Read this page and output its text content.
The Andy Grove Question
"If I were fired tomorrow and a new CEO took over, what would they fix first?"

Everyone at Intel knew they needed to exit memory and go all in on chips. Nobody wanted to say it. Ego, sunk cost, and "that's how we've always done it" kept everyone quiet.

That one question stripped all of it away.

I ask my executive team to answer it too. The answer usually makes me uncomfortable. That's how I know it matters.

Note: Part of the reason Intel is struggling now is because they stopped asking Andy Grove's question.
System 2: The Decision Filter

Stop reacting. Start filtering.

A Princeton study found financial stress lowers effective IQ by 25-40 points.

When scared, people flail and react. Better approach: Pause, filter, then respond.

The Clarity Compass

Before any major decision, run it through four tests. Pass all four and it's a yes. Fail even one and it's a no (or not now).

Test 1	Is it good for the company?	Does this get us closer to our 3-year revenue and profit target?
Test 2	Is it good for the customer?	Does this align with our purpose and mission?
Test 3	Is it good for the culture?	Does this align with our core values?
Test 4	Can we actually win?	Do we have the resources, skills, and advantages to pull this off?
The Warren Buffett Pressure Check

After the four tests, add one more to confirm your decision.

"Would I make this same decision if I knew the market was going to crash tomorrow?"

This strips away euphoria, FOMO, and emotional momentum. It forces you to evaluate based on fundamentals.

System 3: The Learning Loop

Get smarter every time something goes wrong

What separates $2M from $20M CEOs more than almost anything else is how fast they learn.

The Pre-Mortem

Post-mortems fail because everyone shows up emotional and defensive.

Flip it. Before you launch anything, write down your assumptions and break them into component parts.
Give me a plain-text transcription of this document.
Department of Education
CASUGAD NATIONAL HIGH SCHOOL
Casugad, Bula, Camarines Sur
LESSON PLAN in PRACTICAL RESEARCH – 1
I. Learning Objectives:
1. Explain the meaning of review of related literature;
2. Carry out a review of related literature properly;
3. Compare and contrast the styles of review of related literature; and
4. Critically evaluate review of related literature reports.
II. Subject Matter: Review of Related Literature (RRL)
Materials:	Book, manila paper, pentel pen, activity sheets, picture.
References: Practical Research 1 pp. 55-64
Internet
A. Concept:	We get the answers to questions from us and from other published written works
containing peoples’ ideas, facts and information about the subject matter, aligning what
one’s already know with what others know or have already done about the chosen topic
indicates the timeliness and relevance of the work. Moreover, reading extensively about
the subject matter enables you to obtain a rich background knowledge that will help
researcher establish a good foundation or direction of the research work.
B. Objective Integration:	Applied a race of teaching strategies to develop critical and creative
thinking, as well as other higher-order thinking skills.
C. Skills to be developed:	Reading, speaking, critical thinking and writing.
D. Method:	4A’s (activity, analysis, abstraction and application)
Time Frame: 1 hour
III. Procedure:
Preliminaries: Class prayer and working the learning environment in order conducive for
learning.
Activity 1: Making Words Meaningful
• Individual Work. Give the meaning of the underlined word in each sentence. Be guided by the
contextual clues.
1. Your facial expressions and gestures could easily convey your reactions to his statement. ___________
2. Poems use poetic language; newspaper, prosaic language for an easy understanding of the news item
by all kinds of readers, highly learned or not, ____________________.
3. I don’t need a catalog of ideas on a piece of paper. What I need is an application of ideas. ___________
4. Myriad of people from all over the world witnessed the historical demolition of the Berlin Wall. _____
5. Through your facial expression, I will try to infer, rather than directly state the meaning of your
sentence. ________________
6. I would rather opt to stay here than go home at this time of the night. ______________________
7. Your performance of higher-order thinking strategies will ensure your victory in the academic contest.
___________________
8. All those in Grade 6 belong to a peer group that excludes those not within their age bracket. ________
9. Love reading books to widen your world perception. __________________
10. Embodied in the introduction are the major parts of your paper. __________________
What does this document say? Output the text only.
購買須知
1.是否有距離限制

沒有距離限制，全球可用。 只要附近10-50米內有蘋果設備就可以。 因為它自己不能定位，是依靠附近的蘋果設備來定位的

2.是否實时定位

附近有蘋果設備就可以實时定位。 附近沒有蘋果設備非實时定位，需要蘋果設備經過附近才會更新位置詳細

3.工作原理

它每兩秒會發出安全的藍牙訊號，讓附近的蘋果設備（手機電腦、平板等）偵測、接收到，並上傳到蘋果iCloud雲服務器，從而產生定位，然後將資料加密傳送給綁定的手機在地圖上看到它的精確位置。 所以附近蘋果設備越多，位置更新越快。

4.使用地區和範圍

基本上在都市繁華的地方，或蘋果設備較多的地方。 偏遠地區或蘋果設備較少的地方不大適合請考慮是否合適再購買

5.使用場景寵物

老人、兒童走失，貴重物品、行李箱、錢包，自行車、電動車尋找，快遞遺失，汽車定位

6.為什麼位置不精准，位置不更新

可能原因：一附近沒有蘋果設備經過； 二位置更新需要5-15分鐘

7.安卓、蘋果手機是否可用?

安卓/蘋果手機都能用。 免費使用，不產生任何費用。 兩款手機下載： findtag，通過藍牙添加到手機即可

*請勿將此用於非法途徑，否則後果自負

■ **TASK STATEMENT**
Reproduce precisely the span of lines that begins at the line containing "What does this" and ends with the last line of the listing.

■ **WRITTEN ANSWER**
What does this document say? Output the text only.
購買須知
1.是否有距離限制

沒有距離限制，全球可用。 只要附近10-50米內有蘋果設備就可以。 因為它自己不能定位，是依靠附近的蘋果設備來定位的

2.是否實时定位

附近有蘋果設備就可以實时定位。 附近沒有蘋果設備非實时定位，需要蘋果設備經過附近才會更新位置詳細

3.工作原理

它每兩秒會發出安全的藍牙訊號，讓附近的蘋果設備（手機電腦、平板等）偵測、接收到，並上傳到蘋果iCloud雲服務器，從而產生定位，然後將資料加密傳送給綁定的手機在地圖上看到它的精確位置。 所以附近蘋果設備越多，位置更新越快。

4.使用地區和範圍

基本上在都市繁華的地方，或蘋果設備較多的地方。 偏遠地區或蘋果設備較少的地方不大適合請考慮是否合適再購買

5.使用場景寵物

老人、兒童走失，貴重物品、行李箱、錢包，自行車、電動車尋找，快遞遺失，汽車定位

6.為什麼位置不精准，位置不更新

可能原因：一附近沒有蘋果設備經過； 二位置更新需要5-15分鐘

7.安卓、蘋果手機是否可用?

安卓/蘋果手機都能用。 免費使用，不產生任何費用。 兩款手機下載： findtag，通過藍牙添加到手機即可

*請勿將此用於非法途徑，否則後果自負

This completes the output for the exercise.